# THE EXERCISE:
Write the entries out again exactly as they stand, but without the pictures.

[Chart and figure data]
▬▬▬▬▬▬▬▬▬▬

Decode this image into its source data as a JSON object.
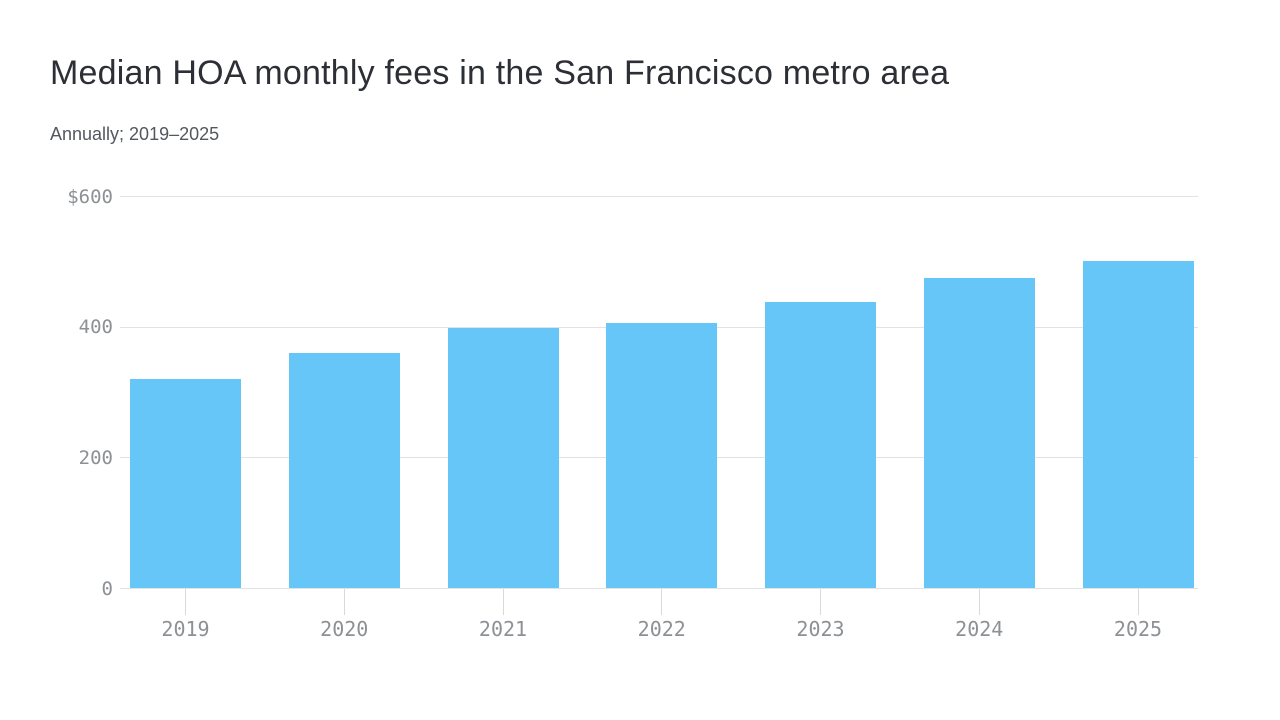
{
  "header": {
    "title": "Median HOA monthly fees in the San Francisco metro area",
    "subtitle": "Annually; 2019–2025",
    "title_color": "#2c2f35",
    "subtitle_color": "#54585e"
  },
  "chart_data": {
    "type": "bar",
    "title": "Median HOA monthly fees in the San Francisco metro area",
    "subtitle": "Annually; 2019–2025",
    "categories": [
      "2019",
      "2020",
      "2021",
      "2022",
      "2023",
      "2024",
      "2025"
    ],
    "values": [
      321,
      361,
      398,
      407,
      438,
      476,
      501
    ],
    "xlabel": "",
    "ylabel": "",
    "ylim": [
      0,
      600
    ],
    "yticks": [
      {
        "label": "$600",
        "value": 600
      },
      {
        "label": "400",
        "value": 400
      },
      {
        "label": "200",
        "value": 200
      },
      {
        "label": "0",
        "value": 0
      }
    ],
    "grid": "horizontal",
    "legend": "none",
    "bar_color": "#66c6f7",
    "gridline_color": "#e2e2e2",
    "tick_color": "#d9d9d9",
    "axis_label_color": "#8d9095",
    "background_color": "#ffffff"
  }
}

▬▬▬▬▬▬▬▬▬▬

# OUTPUT OF THE EXERCISE:
Decode this image into its source data as a JSON object.
{
  "header": {
    "title": "Median HOA monthly fees in the San Francisco metro area",
    "subtitle": "Annually; 2019–2025",
    "title_color": "#2c2f35",
    "subtitle_color": "#54585e"
  },
  "chart_data": {
    "type": "bar",
    "title": "Median HOA monthly fees in the San Francisco metro area",
    "subtitle": "Annually; 2019–2025",
    "categories": [
      "2019",
      "2020",
      "2021",
      "2022",
      "2023",
      "2024",
      "2025"
    ],
    "values": [
      321,
      361,
      398,
      407,
      438,
      476,
      501
    ],
    "xlabel": "",
    "ylabel": "",
    "ylim": [
      0,
      600
    ],
    "yticks": [
      {
        "label": "$600",
        "value": 600
      },
      {
        "label": "400",
        "value": 400
      },
      {
        "label": "200",
        "value": 200
      },
      {
        "label": "0",
        "value": 0
      }
    ],
    "grid": "horizontal",
    "legend": "none",
    "bar_color": "#66c6f7",
    "gridline_color": "#e2e2e2",
    "tick_color": "#d9d9d9",
    "axis_label_color": "#8d9095",
    "background_color": "#ffffff"
  }
}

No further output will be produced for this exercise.